* [Source passage]
____

ML-DSA: Add rejection sampling functions

Primitive/Asymmetric/Signature/ML_DSA/Specification.cry

@@ -136,16 +136,23 @@ parameter
      * is the verifier's challenge.
      * [FIPS-204] Section 4, Table 1.
      *
-     * The type constraint is drawn from [FIPS-204] Section 7.3, Algorithm 29.
+     * The type constraints are drawn from [FIPS-204] Section 7.3, Algorithm
+     * 29; the first is implicit in Step 6, and the second is explicit in the
+     * algorithm description.
      */
     type τ : #
-    type constraint (τ <= 64)
+    type constraint (0 < τ, τ <= 64)
 
     /**
      * Collision strength of the commitment hash `c~` component of a signature.
      * [FIPS-204] Section 4, Table 1.
+     *
+     * The type constraint is drawn from [FIPS-204] Section 7.3, Algorithm 29;
+     * it's implicit that the hash function `H` requires a finite input, so the
+     * length of the input seed, and thus of `λ`, must be finite.
      */
     type λ : #
+    type constraint (fin λ)
 
     /**
      * Coefficient range of the commitment mask `y` used in signing.
@@ -155,7 +162,7 @@ parameter
      * from [FIPS-203] Section 7.2, Algorithm 27.

____

* [Directive 1] From the ML-DSA diff, write out the text between "Primitive/Asymmetric/Signature/ML_DSA/Specification.cry" and "7.3, Algorithm 29.", inclusive.

(Extracted data entries)

____

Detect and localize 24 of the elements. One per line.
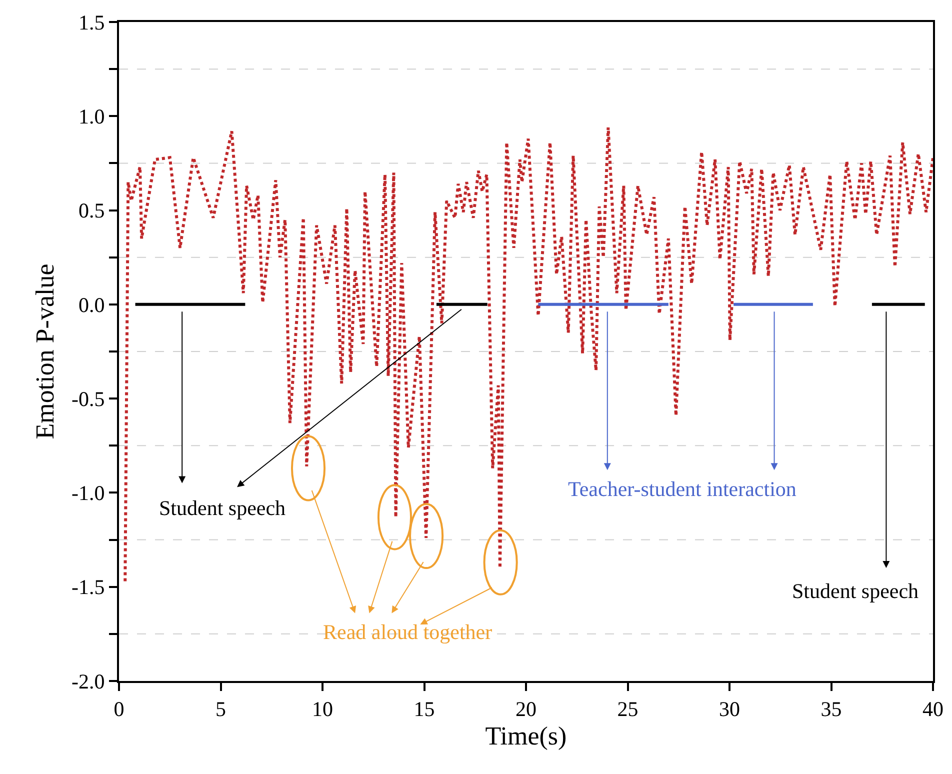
annotation: Read aloud together xyxy=(323,620,492,644)
y-tick-label: -2.0 xyxy=(72,669,105,694)
y-tick-label: -1.0 xyxy=(72,481,105,506)
y-tick-label: 0.0 xyxy=(78,292,105,317)
annotation: Teacher-student interaction xyxy=(568,477,797,501)
x-tick-label: 20 xyxy=(516,697,536,722)
x-tick-label: 25 xyxy=(617,697,638,722)
line-series xyxy=(124,126,933,583)
x-tick-label: 35 xyxy=(820,697,842,722)
y-tick-label: -1.5 xyxy=(72,575,105,600)
y-tick-label: 1.0 xyxy=(78,104,105,128)
x-tick-label: 5 xyxy=(216,697,226,722)
x-tick-label: 40 xyxy=(922,697,944,722)
annotation: Student speech xyxy=(792,579,920,603)
y-axis-title: Emotion P-value xyxy=(30,264,60,440)
x-tick-label: 15 xyxy=(414,697,435,722)
y-tick-label: 1.5 xyxy=(78,10,105,34)
y-tick-label: -0.5 xyxy=(72,386,105,411)
x-tick-label: 0 xyxy=(114,697,124,722)
x-tick-label: 10 xyxy=(312,697,333,722)
x-tick-label: 30 xyxy=(719,697,740,722)
annotation: Student speech xyxy=(159,496,286,520)
y-tick-label: 0.5 xyxy=(78,198,105,223)
x-axis-title: Time(s) xyxy=(485,721,567,750)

____

* [Directive 2] Filter the records to every line that contains the string "axis".

* [Result 1]
Primitive/Asymmetric/Signature/ML_DSA/Specification.cry

@@ -136,16 +136,23 @@ parameter
      * is the verifier's challenge.
      * [FIPS-204] Section 4, Table 1.
      *
-     * The type constraint is drawn from [FIPS-204] Section 7.3, Algorithm 29.

* [Result 2]
y-axis-title: Emotion P-value xyxy=(30,264,60,440)
x-axis-title: Time(s) xyxy=(485,721,567,750)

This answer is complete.